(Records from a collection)
= = = =
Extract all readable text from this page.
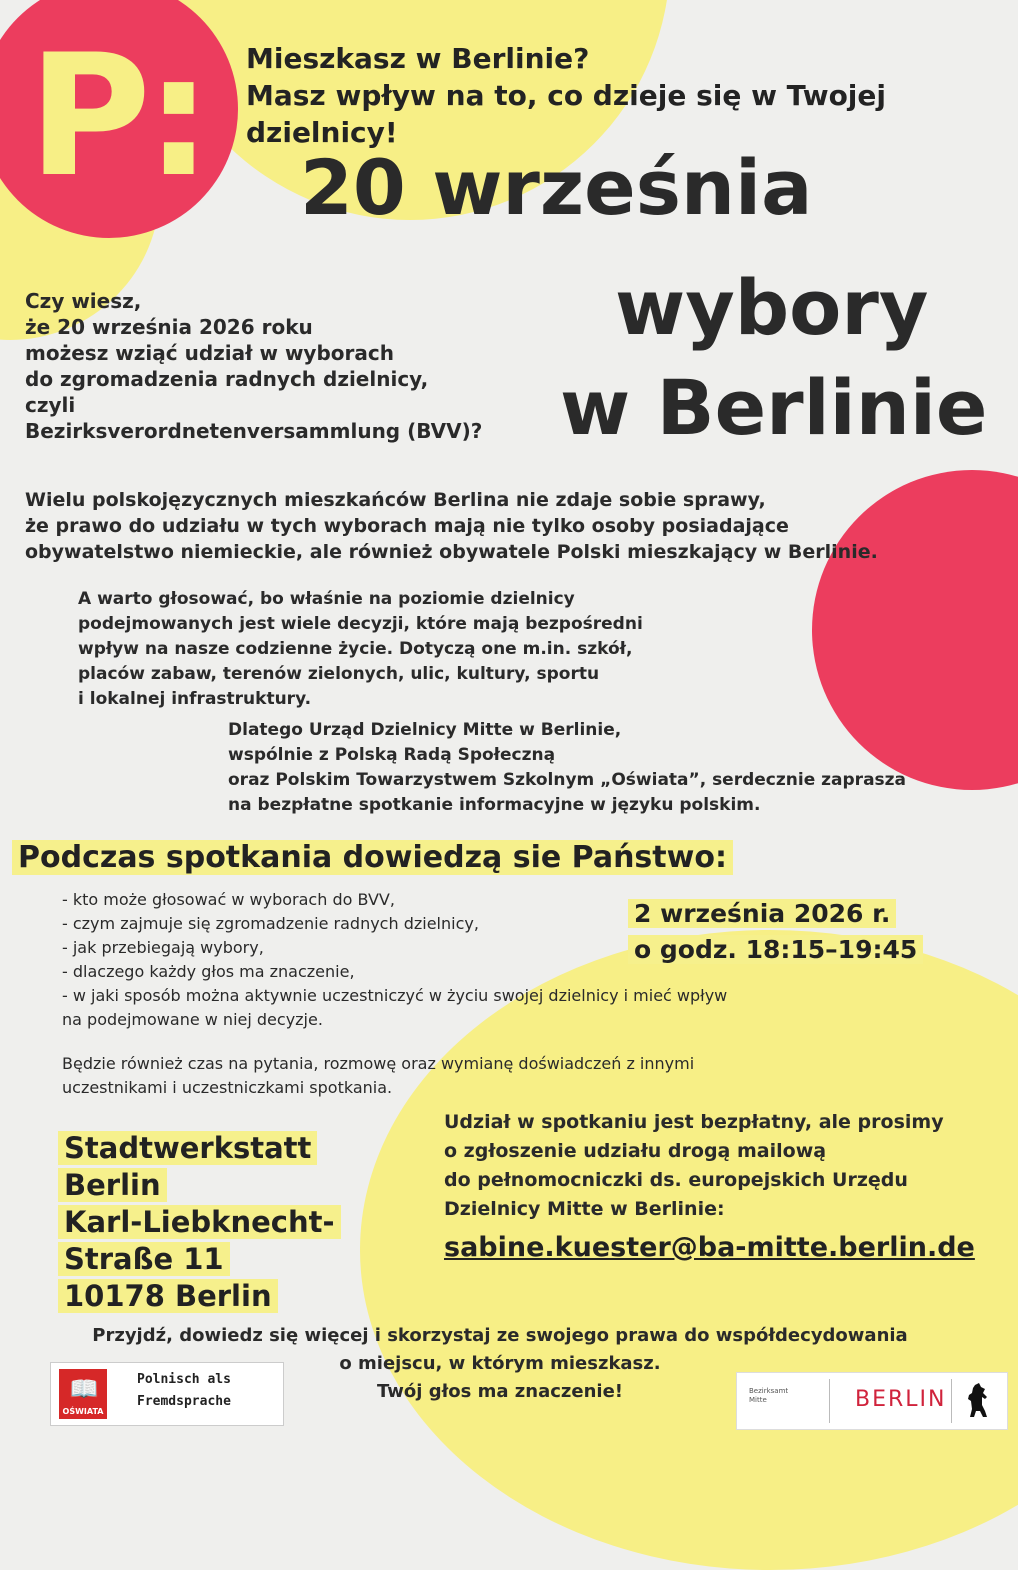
P: Mieszkasz w Berlinie?
Masz wpływ na to, co dzieje się w Twojej dzielnicy!
20 września
wybory
w Berlinie
Czy wiesz,
że 20 września 2026 roku
możesz wziąć udział w wyborach
do zgromadzenia radnych dzielnicy,
czyli
Bezirksverordnetenversammlung (BVV)?
Wielu polskojęzycznych mieszkańców Berlina nie zdaje sobie sprawy,
że prawo do udziału w tych wyborach mają nie tylko osoby posiadające
obywatelstwo niemieckie, ale również obywatele Polski mieszkający w Berlinie.
A warto głosować, bo właśnie na poziomie dzielnicy
podejmowanych jest wiele decyzji, które mają bezpośredni
wpływ na nasze codzienne życie. Dotyczą one m.in. szkół,
placów zabaw, terenów zielonych, ulic, kultury, sportu
i lokalnej infrastruktury.
Dlatego Urząd Dzielnicy Mitte w Berlinie,
wspólnie z Polską Radą Społeczną
oraz Polskim Towarzystwem Szkolnym „Oświata”, serdecznie zaprasza
na bezpłatne spotkanie informacyjne w języku polskim.
Podczas spotkania dowiedzą sie Państwo:
- kto może głosować w wyborach do BVV,
- czym zajmuje się zgromadzenie radnych dzielnicy,
- jak przebiegają wybory,
- dlaczego każdy głos ma znaczenie,
- w jaki sposób można aktywnie uczestniczyć w życiu swojej dzielnicy i mieć wpływ
na podejmowane w niej decyzje.
2 września 2026 r.
o godz. 18:15–19:45
Będzie również czas na pytania, rozmowę oraz wymianę doświadczeń z innymi
uczestnikami i uczestniczkami spotkania.
Stadtwerkstatt
Berlin
Karl-Liebknecht-
Straße 11
10178 Berlin
Udział w spotkaniu jest bezpłatny, ale prosimy
o zgłoszenie udziału drogą mailową
do pełnomocniczki ds. europejskich Urzędu
Dzielnicy Mitte w Berlinie:
sabine.kuester@ba-mitte.berlin.de
Przyjdź, dowiedz się więcej i skorzystaj ze swojego prawa do współdecydowania
o miejscu, w którym mieszkasz.
Twój głos ma znaczenie!
📖
OŚWIATA
Polnisch als
Fremdsprache
Bezirksamt
Mitte	BERLIN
= = = =
◆ **What is needed**: Show all lines above holding "września".

◆ **Problem solution**:
20 września
że 20 września 2026 roku
2 września 2026 r.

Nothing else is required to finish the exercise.